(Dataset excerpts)
________________________
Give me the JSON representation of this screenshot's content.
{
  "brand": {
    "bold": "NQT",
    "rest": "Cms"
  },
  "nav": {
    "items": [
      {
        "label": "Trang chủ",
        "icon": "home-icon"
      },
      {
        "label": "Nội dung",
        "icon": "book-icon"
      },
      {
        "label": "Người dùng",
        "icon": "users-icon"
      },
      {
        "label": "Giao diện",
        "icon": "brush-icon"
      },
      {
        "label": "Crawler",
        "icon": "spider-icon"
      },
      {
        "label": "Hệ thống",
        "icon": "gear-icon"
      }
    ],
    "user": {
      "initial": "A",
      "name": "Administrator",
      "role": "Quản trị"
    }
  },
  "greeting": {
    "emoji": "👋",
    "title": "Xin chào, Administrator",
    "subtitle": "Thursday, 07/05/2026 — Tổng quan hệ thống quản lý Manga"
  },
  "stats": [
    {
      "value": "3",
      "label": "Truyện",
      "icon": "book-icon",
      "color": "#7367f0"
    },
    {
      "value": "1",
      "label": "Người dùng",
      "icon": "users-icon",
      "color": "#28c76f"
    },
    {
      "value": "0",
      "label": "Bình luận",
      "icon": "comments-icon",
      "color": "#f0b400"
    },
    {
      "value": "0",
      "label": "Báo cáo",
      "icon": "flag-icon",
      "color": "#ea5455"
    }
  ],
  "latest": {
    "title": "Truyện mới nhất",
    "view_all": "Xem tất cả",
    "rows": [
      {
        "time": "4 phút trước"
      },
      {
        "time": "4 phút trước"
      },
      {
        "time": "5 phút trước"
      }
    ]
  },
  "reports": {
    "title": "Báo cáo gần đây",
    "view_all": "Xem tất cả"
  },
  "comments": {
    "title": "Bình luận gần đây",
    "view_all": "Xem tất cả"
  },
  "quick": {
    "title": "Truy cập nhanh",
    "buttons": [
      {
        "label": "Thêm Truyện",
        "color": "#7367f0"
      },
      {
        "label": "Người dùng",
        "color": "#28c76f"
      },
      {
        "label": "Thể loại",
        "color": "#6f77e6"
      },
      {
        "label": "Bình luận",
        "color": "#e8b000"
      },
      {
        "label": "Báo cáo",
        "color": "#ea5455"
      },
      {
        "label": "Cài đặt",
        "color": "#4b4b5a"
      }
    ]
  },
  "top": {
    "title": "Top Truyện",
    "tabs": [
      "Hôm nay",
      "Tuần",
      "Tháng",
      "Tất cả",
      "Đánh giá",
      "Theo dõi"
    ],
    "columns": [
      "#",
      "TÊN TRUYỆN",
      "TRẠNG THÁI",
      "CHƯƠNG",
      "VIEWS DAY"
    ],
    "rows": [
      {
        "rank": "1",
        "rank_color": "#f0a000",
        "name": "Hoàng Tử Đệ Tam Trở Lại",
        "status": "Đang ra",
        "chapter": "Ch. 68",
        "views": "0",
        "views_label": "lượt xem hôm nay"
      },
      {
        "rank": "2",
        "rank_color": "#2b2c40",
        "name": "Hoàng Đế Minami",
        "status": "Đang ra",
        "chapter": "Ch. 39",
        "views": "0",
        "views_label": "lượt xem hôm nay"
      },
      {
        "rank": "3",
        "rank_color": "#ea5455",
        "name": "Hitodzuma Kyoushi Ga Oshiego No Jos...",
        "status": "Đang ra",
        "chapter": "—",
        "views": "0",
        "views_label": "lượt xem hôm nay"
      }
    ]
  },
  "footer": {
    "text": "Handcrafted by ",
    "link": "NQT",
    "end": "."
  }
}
________________________
Objective: Copy out each record exactly as given, omitting none.

Response:
Give me the JSON representation of this screenshot's content.
{
  "brand": {
    "bold": "NQT",
    "rest": "Cms"
  },
  "nav": {
    "items": [
      {
        "label": "Trang chủ",
        "icon": "home-icon"
      },
      {
        "label": "Nội dung",
        "icon": "book-icon"
      },
      {
        "label": "Người dùng",
        "icon": "users-icon"
      },
      {
        "label": "Giao diện",
        "icon": "brush-icon"
      },
      {
        "label": "Crawler",
        "icon": "spider-icon"
      },
      {
        "label": "Hệ thống",
        "icon": "gear-icon"
      }
    ],
    "user": {
      "initial": "A",
      "name": "Administrator",
      "role": "Quản trị"
    }
  },
  "greeting": {
    "emoji": "👋",
    "title": "Xin chào, Administrator",
    "subtitle": "Thursday, 07/05/2026 — Tổng quan hệ thống quản lý Manga"
  },
  "stats": [
    {
      "value": "3",
      "label": "Truyện",
      "icon": "book-icon",
      "color": "#7367f0"
    },
    {
      "value": "1",
      "label": "Người dùng",
      "icon": "users-icon",
      "color": "#28c76f"
    },
    {
      "value": "0",
      "label": "Bình luận",
      "icon": "comments-icon",
      "color": "#f0b400"
    },
    {
      "value": "0",
      "label": "Báo cáo",
      "icon": "flag-icon",
      "color": "#ea5455"
    }
  ],
  "latest": {
    "title": "Truyện mới nhất",
    "view_all": "Xem tất cả",
    "rows": [
      {
        "time": "4 phút trước"
      },
      {
        "time": "4 phút trước"
      },
      {
        "time": "5 phút trước"
      }
    ]
  },
  "reports": {
    "title": "Báo cáo gần đây",
    "view_all": "Xem tất cả"
  },
  "comments": {
    "title": "Bình luận gần đây",
    "view_all": "Xem tất cả"
  },
  "quick": {
    "title": "Truy cập nhanh",
    "buttons": [
      {
        "label": "Thêm Truyện",
        "color": "#7367f0"
      },
      {
        "label": "Người dùng",
        "color": "#28c76f"
      },
      {
        "label": "Thể loại",
        "color": "#6f77e6"
      },
      {
        "label": "Bình luận",
        "color": "#e8b000"
      },
      {
        "label": "Báo cáo",
        "color": "#ea5455"
      },
      {
        "label": "Cài đặt",
        "color": "#4b4b5a"
      }
    ]
  },
  "top": {
    "title": "Top Truyện",
    "tabs": [
      "Hôm nay",
      "Tuần",
      "Tháng",
      "Tất cả",
      "Đánh giá",
      "Theo dõi"
    ],
    "columns": [
      "#",
      "TÊN TRUYỆN",
      "TRẠNG THÁI",
      "CHƯƠNG",
      "VIEWS DAY"
    ],
    "rows": [
      {
        "rank": "1",
        "rank_color": "#f0a000",
        "name": "Hoàng Tử Đệ Tam Trở Lại",
        "status": "Đang ra",
        "chapter": "Ch. 68",
        "views": "0",
        "views_label": "lượt xem hôm nay"
      },
      {
        "rank": "2",
        "rank_color": "#2b2c40",
        "name": "Hoàng Đế Minami",
        "status": "Đang ra",
        "chapter": "Ch. 39",
        "views": "0",
        "views_label": "lượt xem hôm nay"
      },
      {
        "rank": "3",
        "rank_color": "#ea5455",
        "name": "Hitodzuma Kyoushi Ga Oshiego No Jos...",
        "status": "Đang ra",
        "chapter": "—",
        "views": "0",
        "views_label": "lượt xem hôm nay"
      }
    ]
  },
  "footer": {
    "text": "Handcrafted by ",
    "link": "NQT",
    "end": "."
  }
}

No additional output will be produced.